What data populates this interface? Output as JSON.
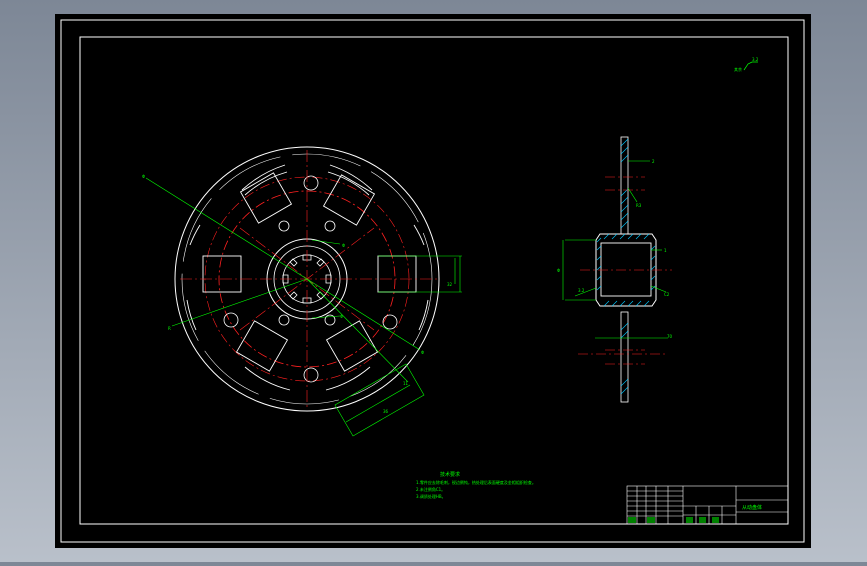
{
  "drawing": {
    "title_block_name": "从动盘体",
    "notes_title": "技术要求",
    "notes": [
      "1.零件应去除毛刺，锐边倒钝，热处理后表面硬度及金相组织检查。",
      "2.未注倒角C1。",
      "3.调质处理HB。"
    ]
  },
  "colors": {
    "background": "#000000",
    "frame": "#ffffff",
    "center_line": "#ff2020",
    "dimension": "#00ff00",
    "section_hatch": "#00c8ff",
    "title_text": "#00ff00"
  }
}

**TASK REQUIREMENTS**
Pictures are excluded; copy all other data exactly as shown.

**REPLY TO THE EXERCISE**
What data populates this interface? Output as JSON.
{
  "drawing": {
    "title_block_name": "从动盘体",
    "notes_title": "技术要求",
    "notes": [
      "1.零件应去除毛刺，锐边倒钝，热处理后表面硬度及金相组织检查。",
      "2.未注倒角C1。",
      "3.调质处理HB。"
    ]
  },
  "colors": {
    "background": "#000000",
    "frame": "#ffffff",
    "center_line": "#ff2020",
    "dimension": "#00ff00",
    "section_hatch": "#00c8ff",
    "title_text": "#00ff00"
  }
}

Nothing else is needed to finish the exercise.